**Your task**
Locate all lines with the word "проверок". Copy them.

**Dataset records**
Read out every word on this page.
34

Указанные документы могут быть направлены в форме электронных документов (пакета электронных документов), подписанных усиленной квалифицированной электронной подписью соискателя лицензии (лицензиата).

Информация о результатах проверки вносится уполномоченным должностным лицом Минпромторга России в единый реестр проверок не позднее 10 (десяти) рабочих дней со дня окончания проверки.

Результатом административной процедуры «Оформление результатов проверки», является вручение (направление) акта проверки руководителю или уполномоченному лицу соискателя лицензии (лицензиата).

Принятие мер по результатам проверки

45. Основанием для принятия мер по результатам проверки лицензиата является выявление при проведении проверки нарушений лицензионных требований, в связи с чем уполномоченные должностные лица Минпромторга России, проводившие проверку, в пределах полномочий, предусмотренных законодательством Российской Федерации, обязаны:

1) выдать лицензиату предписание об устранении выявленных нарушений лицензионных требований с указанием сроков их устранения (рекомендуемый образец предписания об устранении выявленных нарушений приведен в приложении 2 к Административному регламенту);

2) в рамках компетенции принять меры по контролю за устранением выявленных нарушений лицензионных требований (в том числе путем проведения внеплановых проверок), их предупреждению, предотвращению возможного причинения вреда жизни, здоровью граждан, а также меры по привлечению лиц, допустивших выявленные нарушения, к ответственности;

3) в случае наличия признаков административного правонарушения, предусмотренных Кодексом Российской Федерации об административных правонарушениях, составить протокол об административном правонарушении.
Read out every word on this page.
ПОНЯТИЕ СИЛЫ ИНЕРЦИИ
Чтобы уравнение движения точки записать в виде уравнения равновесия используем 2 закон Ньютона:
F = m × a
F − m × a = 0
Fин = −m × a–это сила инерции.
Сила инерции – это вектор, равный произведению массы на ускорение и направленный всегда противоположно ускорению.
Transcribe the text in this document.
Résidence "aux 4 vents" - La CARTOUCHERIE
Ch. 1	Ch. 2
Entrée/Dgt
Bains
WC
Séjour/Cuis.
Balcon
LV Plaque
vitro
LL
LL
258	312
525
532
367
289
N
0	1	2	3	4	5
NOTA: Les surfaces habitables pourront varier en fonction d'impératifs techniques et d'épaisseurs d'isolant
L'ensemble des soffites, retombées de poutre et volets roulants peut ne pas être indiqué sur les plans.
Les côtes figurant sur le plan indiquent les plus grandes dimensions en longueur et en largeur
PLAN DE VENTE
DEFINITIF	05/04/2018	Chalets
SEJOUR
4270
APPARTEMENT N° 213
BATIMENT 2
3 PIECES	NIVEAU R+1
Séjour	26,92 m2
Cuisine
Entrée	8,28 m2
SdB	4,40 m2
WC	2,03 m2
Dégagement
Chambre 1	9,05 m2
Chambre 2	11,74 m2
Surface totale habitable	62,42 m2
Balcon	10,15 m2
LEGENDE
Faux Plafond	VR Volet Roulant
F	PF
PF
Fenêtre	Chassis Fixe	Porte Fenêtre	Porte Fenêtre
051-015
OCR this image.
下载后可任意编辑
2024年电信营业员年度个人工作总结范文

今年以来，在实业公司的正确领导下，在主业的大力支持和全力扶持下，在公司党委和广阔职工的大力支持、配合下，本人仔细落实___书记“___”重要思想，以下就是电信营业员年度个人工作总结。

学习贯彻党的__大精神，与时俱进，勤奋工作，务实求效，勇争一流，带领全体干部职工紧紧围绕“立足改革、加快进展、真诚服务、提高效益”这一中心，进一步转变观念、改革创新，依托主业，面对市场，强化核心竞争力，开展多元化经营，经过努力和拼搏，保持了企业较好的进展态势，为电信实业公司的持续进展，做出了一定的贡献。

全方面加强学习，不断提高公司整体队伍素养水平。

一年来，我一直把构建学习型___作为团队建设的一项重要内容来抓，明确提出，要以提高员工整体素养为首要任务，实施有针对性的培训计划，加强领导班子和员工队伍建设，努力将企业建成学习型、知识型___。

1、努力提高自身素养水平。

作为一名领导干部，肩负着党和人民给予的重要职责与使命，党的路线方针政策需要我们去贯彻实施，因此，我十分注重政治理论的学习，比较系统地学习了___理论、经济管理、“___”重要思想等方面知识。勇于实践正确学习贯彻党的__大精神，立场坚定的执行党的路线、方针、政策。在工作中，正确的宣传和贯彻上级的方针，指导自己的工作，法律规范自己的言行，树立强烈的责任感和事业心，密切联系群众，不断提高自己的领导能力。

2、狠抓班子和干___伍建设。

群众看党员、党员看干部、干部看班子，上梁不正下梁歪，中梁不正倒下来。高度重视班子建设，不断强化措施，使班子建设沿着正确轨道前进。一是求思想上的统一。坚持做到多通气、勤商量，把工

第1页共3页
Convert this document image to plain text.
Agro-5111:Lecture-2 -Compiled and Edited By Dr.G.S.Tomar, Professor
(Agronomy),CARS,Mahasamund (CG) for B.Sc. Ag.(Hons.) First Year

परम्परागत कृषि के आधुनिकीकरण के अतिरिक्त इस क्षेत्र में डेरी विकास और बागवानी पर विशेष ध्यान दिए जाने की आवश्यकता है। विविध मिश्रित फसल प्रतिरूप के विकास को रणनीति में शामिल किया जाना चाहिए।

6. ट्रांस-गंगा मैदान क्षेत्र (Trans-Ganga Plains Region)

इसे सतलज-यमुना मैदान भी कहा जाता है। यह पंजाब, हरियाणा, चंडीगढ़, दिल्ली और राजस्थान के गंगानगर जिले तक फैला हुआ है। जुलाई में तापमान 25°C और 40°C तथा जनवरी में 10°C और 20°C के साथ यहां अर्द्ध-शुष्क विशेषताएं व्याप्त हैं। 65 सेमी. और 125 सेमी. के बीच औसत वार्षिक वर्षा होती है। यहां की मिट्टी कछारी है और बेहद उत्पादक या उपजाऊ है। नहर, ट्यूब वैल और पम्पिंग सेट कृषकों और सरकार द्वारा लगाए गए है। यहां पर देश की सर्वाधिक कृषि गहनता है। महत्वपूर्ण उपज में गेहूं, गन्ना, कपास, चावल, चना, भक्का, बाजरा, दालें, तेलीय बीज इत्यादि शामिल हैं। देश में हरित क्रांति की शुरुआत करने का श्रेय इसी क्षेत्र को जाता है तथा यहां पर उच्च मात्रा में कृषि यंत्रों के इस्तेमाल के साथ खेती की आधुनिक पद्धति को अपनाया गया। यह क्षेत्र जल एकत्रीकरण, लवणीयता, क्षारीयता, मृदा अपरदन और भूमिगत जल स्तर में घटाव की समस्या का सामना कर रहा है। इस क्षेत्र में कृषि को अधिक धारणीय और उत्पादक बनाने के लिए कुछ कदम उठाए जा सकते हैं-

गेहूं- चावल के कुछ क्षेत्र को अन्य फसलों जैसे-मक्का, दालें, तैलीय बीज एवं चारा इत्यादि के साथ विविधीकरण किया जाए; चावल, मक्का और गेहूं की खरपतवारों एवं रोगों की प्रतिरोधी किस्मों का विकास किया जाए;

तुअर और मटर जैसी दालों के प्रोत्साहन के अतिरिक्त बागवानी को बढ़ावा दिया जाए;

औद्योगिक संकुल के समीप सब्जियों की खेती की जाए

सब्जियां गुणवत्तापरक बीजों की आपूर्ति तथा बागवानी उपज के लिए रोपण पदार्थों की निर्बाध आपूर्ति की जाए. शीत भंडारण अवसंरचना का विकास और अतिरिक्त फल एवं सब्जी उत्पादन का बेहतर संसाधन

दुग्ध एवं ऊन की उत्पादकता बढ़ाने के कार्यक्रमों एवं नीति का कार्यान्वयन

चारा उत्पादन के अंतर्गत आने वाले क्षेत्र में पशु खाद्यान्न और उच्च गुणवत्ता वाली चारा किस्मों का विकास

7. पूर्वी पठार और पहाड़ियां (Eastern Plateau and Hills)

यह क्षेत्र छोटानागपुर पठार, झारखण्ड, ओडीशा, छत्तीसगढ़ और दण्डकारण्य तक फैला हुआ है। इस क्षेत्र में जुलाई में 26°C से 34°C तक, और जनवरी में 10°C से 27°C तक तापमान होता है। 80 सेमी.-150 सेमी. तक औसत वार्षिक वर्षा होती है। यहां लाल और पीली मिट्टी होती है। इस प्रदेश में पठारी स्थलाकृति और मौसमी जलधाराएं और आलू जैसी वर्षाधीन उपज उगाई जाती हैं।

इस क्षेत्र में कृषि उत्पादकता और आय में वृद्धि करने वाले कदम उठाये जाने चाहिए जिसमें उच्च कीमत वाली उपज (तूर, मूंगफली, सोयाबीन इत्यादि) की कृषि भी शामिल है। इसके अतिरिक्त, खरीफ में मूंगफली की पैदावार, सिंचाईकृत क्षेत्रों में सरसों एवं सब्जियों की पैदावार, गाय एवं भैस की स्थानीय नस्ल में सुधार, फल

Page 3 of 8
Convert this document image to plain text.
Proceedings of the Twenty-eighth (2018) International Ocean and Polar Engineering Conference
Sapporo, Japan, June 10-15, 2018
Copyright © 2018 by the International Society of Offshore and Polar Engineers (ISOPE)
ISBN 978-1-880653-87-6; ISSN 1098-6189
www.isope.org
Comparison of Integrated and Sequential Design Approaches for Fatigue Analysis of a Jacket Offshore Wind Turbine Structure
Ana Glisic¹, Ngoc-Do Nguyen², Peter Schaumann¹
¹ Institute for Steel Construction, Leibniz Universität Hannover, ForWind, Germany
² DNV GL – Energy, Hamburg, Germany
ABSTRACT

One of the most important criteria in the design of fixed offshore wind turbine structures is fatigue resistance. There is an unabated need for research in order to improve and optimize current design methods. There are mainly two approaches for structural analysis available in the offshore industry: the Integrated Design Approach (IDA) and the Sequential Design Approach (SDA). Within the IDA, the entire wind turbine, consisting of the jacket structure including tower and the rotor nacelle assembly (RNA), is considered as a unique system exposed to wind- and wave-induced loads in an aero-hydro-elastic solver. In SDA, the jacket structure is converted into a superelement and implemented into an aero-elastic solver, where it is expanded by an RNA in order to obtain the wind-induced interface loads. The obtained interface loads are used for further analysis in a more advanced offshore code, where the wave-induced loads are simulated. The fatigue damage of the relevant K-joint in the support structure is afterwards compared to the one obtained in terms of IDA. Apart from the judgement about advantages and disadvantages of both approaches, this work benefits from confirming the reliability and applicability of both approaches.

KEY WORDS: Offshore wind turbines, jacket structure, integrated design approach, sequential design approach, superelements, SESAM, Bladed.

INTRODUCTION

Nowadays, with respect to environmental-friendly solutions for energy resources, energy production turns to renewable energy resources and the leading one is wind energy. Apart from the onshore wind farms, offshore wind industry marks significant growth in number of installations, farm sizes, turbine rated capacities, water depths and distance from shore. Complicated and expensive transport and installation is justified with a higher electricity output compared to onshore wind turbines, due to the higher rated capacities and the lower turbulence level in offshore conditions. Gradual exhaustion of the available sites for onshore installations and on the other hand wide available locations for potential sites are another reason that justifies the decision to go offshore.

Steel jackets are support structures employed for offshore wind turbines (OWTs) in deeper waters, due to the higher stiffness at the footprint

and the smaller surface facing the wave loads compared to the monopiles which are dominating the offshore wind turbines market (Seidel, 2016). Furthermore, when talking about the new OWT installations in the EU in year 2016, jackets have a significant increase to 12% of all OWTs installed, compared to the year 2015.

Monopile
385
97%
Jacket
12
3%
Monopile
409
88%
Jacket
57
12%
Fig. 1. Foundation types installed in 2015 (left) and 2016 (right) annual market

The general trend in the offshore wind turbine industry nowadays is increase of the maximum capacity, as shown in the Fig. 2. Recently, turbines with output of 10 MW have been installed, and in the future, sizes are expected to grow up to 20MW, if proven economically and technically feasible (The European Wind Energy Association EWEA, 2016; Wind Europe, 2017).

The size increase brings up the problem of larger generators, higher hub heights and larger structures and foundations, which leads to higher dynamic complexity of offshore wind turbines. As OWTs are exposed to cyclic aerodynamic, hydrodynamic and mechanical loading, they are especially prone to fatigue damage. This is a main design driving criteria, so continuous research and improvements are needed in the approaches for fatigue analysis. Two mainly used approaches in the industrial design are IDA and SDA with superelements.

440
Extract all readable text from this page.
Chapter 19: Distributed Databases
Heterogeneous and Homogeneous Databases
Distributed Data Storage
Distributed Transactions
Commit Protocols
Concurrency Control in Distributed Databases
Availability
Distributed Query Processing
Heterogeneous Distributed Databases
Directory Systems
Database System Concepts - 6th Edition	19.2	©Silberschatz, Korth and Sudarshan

**Solution to this problem**
Информация о результатах проверки вносится уполномоченным должностным лицом Минпромторга России в единый реестр проверок не позднее 10 (десяти) рабочих дней со дня окончания проверки.
2) в рамках компетенции принять меры по контролю за устранением выявленных нарушений лицензионных требований (в том числе путем проведения внеплановых проверок), их предупреждению, предотвращению возможного причинения вреда жизни, здоровью граждан, а также меры по привлечению лиц, допустивших выявленные нарушения, к ответственности;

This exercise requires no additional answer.